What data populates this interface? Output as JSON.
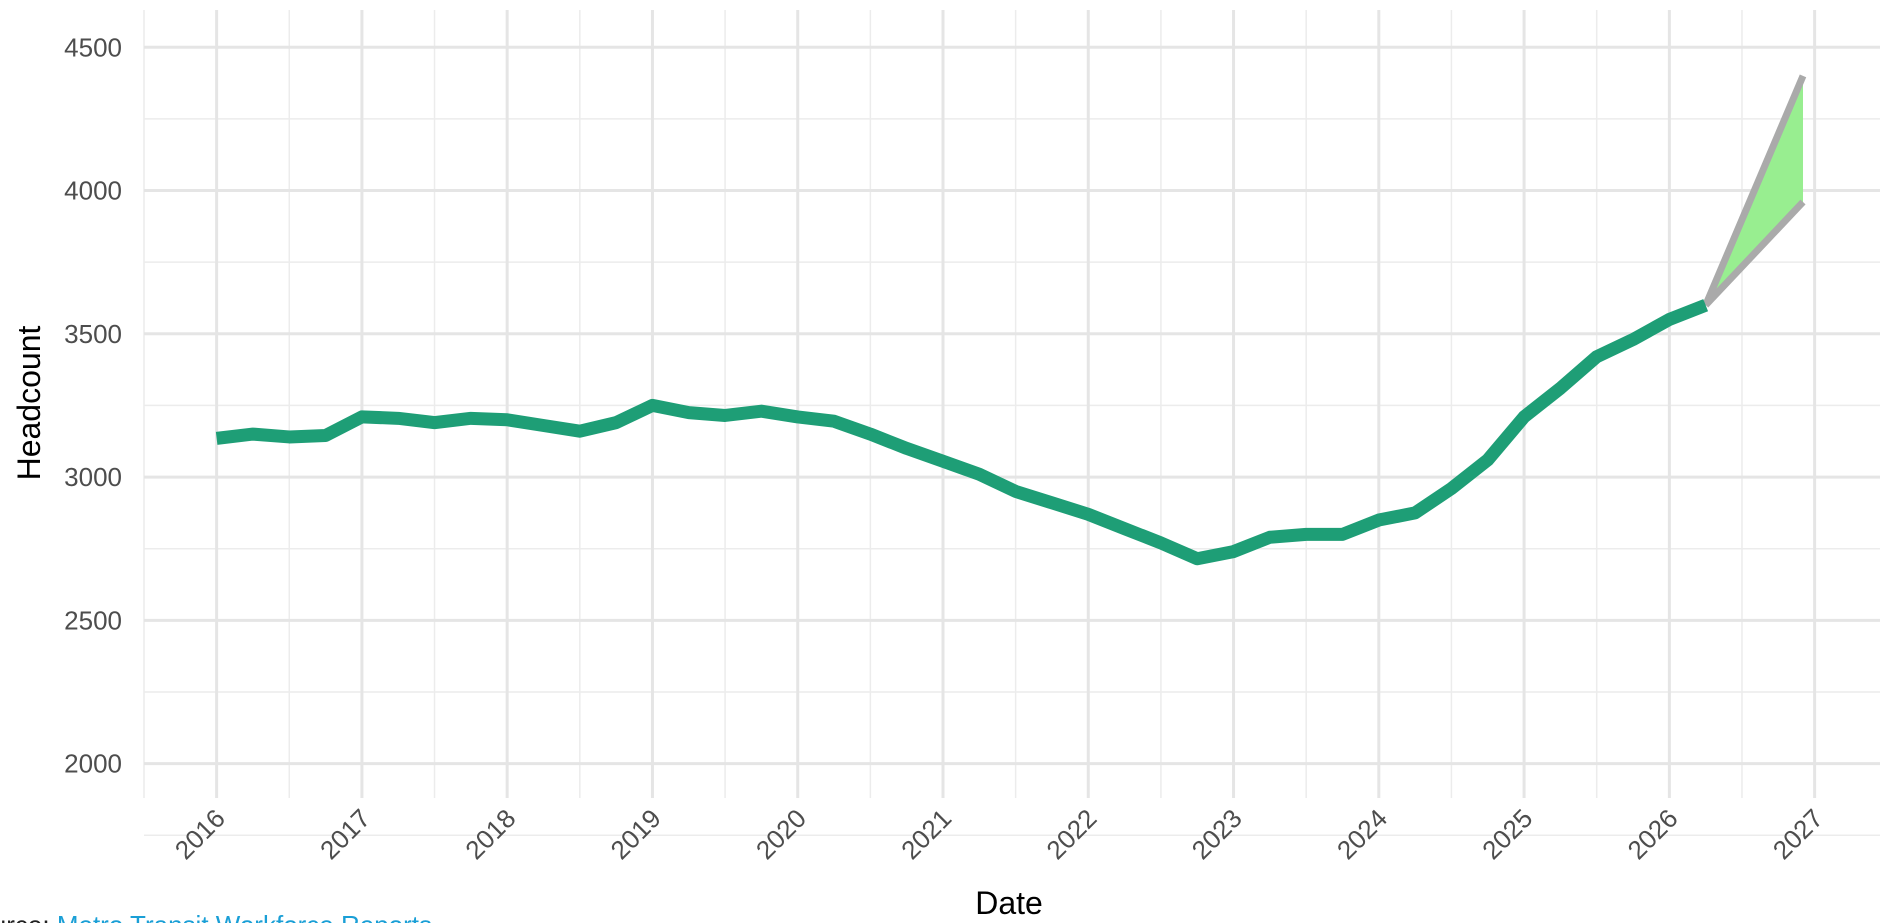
{
  "chart_data": {
    "type": "line",
    "x_label": "Date",
    "y_label": "Headcount",
    "source_label": "Source:",
    "source": "Metro Transit Workforce Reports",
    "x": [
      2016.0,
      2016.25,
      2016.5,
      2016.75,
      2017.0,
      2017.25,
      2017.5,
      2017.75,
      2018.0,
      2018.25,
      2018.5,
      2018.75,
      2019.0,
      2019.25,
      2019.5,
      2019.75,
      2020.0,
      2020.25,
      2020.5,
      2020.75,
      2021.0,
      2021.25,
      2021.5,
      2021.75,
      2022.0,
      2022.25,
      2022.5,
      2022.75,
      2023.0,
      2023.25,
      2023.5,
      2023.75,
      2024.0,
      2024.25,
      2024.5,
      2024.75,
      2025.0,
      2025.25,
      2025.5,
      2025.75,
      2026.0,
      2026.25
    ],
    "series": [
      {
        "color": "#1e9e76",
        "values": [
          3135,
          3150,
          3140,
          3145,
          3210,
          3205,
          3190,
          3205,
          3200,
          3180,
          3160,
          3190,
          3250,
          3225,
          3215,
          3230,
          3210,
          3195,
          3150,
          3100,
          3055,
          3010,
          2950,
          2910,
          2870,
          2820,
          2770,
          2715,
          2740,
          2790,
          2800,
          2800,
          2850,
          2875,
          2960,
          3060,
          3210,
          3310,
          3420,
          3480,
          3550,
          3600
        ]
      }
    ],
    "forecast": {
      "x": [
        2026.25,
        2026.92
      ],
      "upper": [
        3600,
        4400
      ],
      "lower": [
        3600,
        3960
      ],
      "fill": "#98ee90",
      "line_color": "#aaaaaa"
    },
    "xlim": [
      2015.5,
      2027.45
    ],
    "xticks": [
      2016,
      2017,
      2018,
      2019,
      2020,
      2021,
      2022,
      2023,
      2024,
      2025,
      2026,
      2027
    ],
    "ylim": [
      1880,
      4630
    ],
    "yticks": [
      2000,
      2500,
      3000,
      3500,
      4000,
      4500
    ],
    "grid": true,
    "minor_grid": true
  }
}
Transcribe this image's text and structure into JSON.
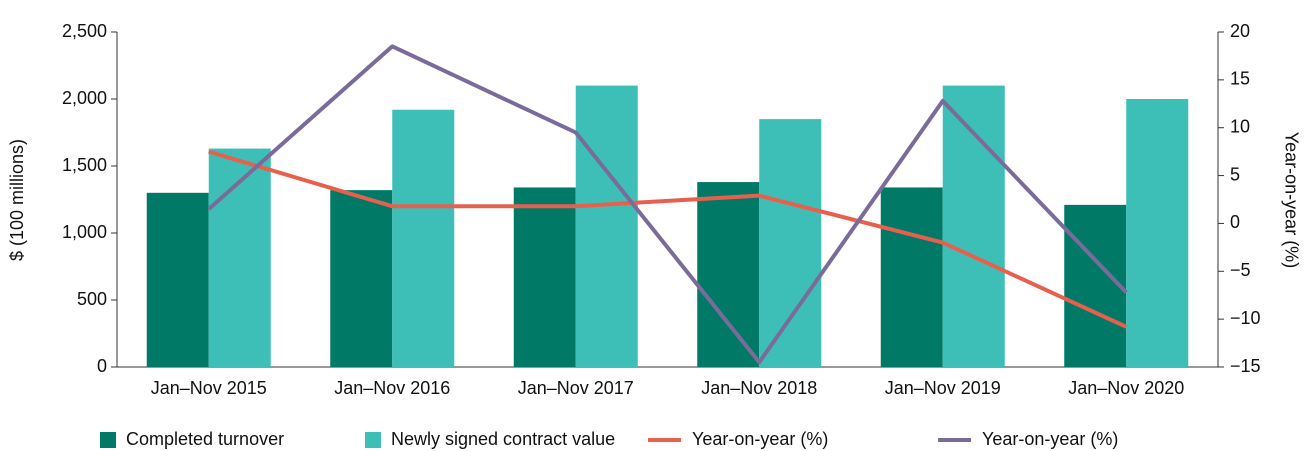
{
  "chart_data": {
    "type": "bar",
    "categories": [
      "Jan–Nov 2015",
      "Jan–Nov 2016",
      "Jan–Nov 2017",
      "Jan–Nov 2018",
      "Jan–Nov 2019",
      "Jan–Nov 2020"
    ],
    "series": [
      {
        "name": "Completed turnover",
        "color": "#007a67",
        "type": "bar",
        "values": [
          1300,
          1320,
          1340,
          1380,
          1340,
          1210
        ]
      },
      {
        "name": "Newly signed contract value",
        "color": "#3dbfb8",
        "type": "bar",
        "values": [
          1630,
          1920,
          2100,
          1850,
          2100,
          2000
        ]
      },
      {
        "name": "Year-on-year (%)",
        "color": "#e8604c",
        "type": "line",
        "axis": "y2",
        "values": [
          7.5,
          1.8,
          1.8,
          2.9,
          -2,
          -10.8
        ]
      },
      {
        "name": "Year-on-year (%)",
        "color": "#7b6b9a",
        "type": "line",
        "axis": "y2",
        "values": [
          1.5,
          18.5,
          9.5,
          -14.5,
          12.8,
          -7.2
        ]
      }
    ],
    "ylabel": "$ (100 millions)",
    "y2label": "Year-on-year (%)",
    "ylim": [
      0,
      2500
    ],
    "yticks": [
      0,
      500,
      {
        "value": 1000,
        "label": "1,000"
      },
      {
        "value": 1500,
        "label": "1,500"
      },
      {
        "value": 2000,
        "label": "2,000"
      },
      {
        "value": 2500,
        "label": "2,500"
      }
    ],
    "y2lim": [
      -15,
      20
    ],
    "y2ticks": [
      {
        "value": -15,
        "label": "−15"
      },
      {
        "value": -10,
        "label": "−10"
      },
      {
        "value": -5,
        "label": "−5"
      },
      0,
      5,
      10,
      15,
      20
    ],
    "legend": "bottom"
  }
}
○ ○ ○ ○ ○ ○ ○
▶ [DIRECTIVE] Return each line exactly as written. Any picture gets left out.

▶ [RESULT]
What data populates this interface? Output as JSON.
{
  "chart_data": {
    "type": "line",
    "x_label": "Date",
    "y_label": "Headcount",
    "source_label": "Source:",
    "source": "Metro Transit Workforce Reports",
    "x": [
      2016.0,
      2016.25,
      2016.5,
      2016.75,
      2017.0,
      2017.25,
      2017.5,
      2017.75,
      2018.0,
      2018.25,
      2018.5,
      2018.75,
      2019.0,
      2019.25,
      2019.5,
      2019.75,
      2020.0,
      2020.25,
      2020.5,
      2020.75,
      2021.0,
      2021.25,
      2021.5,
      2021.75,
      2022.0,
      2022.25,
      2022.5,
      2022.75,
      2023.0,
      2023.25,
      2023.5,
      2023.75,
      2024.0,
      2024.25,
      2024.5,
      2024.75,
      2025.0,
      2025.25,
      2025.5,
      2025.75,
      2026.0,
      2026.25
    ],
    "series": [
      {
        "color": "#1e9e76",
        "values": [
          3135,
          3150,
          3140,
          3145,
          3210,
          3205,
          3190,
          3205,
          3200,
          3180,
          3160,
          3190,
          3250,
          3225,
          3215,
          3230,
          3210,
          3195,
          3150,
          3100,
          3055,
          3010,
          2950,
          2910,
          2870,
          2820,
          2770,
          2715,
          2740,
          2790,
          2800,
          2800,
          2850,
          2875,
          2960,
          3060,
          3210,
          3310,
          3420,
          3480,
          3550,
          3600
        ]
      }
    ],
    "forecast": {
      "x": [
        2026.25,
        2026.92
      ],
      "upper": [
        3600,
        4400
      ],
      "lower": [
        3600,
        3960
      ],
      "fill": "#98ee90",
      "line_color": "#aaaaaa"
    },
    "xlim": [
      2015.5,
      2027.45
    ],
    "xticks": [
      2016,
      2017,
      2018,
      2019,
      2020,
      2021,
      2022,
      2023,
      2024,
      2025,
      2026,
      2027
    ],
    "ylim": [
      1880,
      4630
    ],
    "yticks": [
      2000,
      2500,
      3000,
      3500,
      4000,
      4500
    ],
    "grid": true,
    "minor_grid": true
  }
}
Transcribe this image's text and structure into JSON.
{
  "chart_data": {
    "type": "bar",
    "categories": [
      "Jan–Nov 2015",
      "Jan–Nov 2016",
      "Jan–Nov 2017",
      "Jan–Nov 2018",
      "Jan–Nov 2019",
      "Jan–Nov 2020"
    ],
    "series": [
      {
        "name": "Completed turnover",
        "color": "#007a67",
        "type": "bar",
        "values": [
          1300,
          1320,
          1340,
          1380,
          1340,
          1210
        ]
      },
      {
        "name": "Newly signed contract value",
        "color": "#3dbfb8",
        "type": "bar",
        "values": [
          1630,
          1920,
          2100,
          1850,
          2100,
          2000
        ]
      },
      {
        "name": "Year-on-year (%)",
        "color": "#e8604c",
        "type": "line",
        "axis": "y2",
        "values": [
          7.5,
          1.8,
          1.8,
          2.9,
          -2,
          -10.8
        ]
      },
      {
        "name": "Year-on-year (%)",
        "color": "#7b6b9a",
        "type": "line",
        "axis": "y2",
        "values": [
          1.5,
          18.5,
          9.5,
          -14.5,
          12.8,
          -7.2
        ]
      }
    ],
    "ylabel": "$ (100 millions)",
    "y2label": "Year-on-year (%)",
    "ylim": [
      0,
      2500
    ],
    "yticks": [
      0,
      500,
      {
        "value": 1000,
        "label": "1,000"
      },
      {
        "value": 1500,
        "label": "1,500"
      },
      {
        "value": 2000,
        "label": "2,000"
      },
      {
        "value": 2500,
        "label": "2,500"
      }
    ],
    "y2lim": [
      -15,
      20
    ],
    "y2ticks": [
      {
        "value": -15,
        "label": "−15"
      },
      {
        "value": -10,
        "label": "−10"
      },
      {
        "value": -5,
        "label": "−5"
      },
      0,
      5,
      10,
      15,
      20
    ],
    "legend": "bottom"
  }
}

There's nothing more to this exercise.